== Directive ==
Restate all of the entries exactly, dropping any pictures they hold.

== Data excerpts ==
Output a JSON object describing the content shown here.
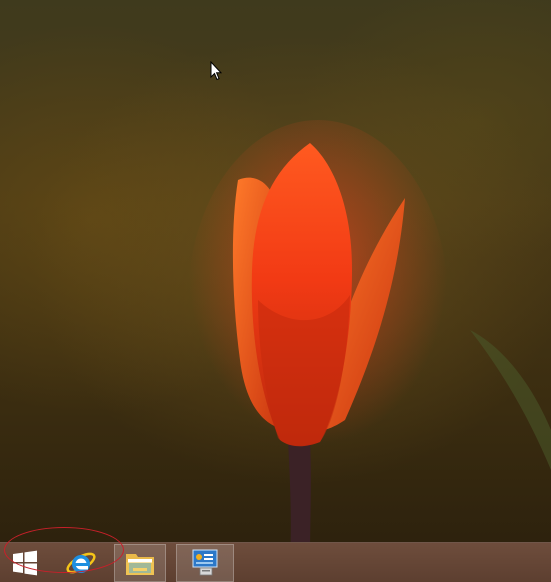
{
  "desktop": {
    "wallpaper": "orange-tulip-on-dark-background",
    "colors": {
      "tulip_bright": "#ff4a1a",
      "tulip_dark": "#c42a0c",
      "stem": "#3b2226",
      "background": "#3f3a1d"
    }
  },
  "taskbar": {
    "background_color": "#6e4d3c",
    "buttons": [
      {
        "name": "start",
        "icon": "windows-logo-icon",
        "active": false
      },
      {
        "name": "internet-explorer",
        "icon": "internet-explorer-icon",
        "active": false
      },
      {
        "name": "file-explorer",
        "icon": "folder-icon",
        "active": true
      },
      {
        "name": "server-manager",
        "icon": "server-manager-icon",
        "active": true
      }
    ]
  },
  "annotation": {
    "shape": "ellipse",
    "color": "#c8202a",
    "target": "start-and-internet-explorer-buttons"
  }
}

== The result ==
Output a JSON object describing the content shown here.
{
  "desktop": {
    "wallpaper": "orange-tulip-on-dark-background",
    "colors": {
      "tulip_bright": "#ff4a1a",
      "tulip_dark": "#c42a0c",
      "stem": "#3b2226",
      "background": "#3f3a1d"
    }
  },
  "taskbar": {
    "background_color": "#6e4d3c",
    "buttons": [
      {
        "name": "start",
        "icon": "windows-logo-icon",
        "active": false
      },
      {
        "name": "internet-explorer",
        "icon": "internet-explorer-icon",
        "active": false
      },
      {
        "name": "file-explorer",
        "icon": "folder-icon",
        "active": true
      },
      {
        "name": "server-manager",
        "icon": "server-manager-icon",
        "active": true
      }
    ]
  },
  "annotation": {
    "shape": "ellipse",
    "color": "#c8202a",
    "target": "start-and-internet-explorer-buttons"
  }
}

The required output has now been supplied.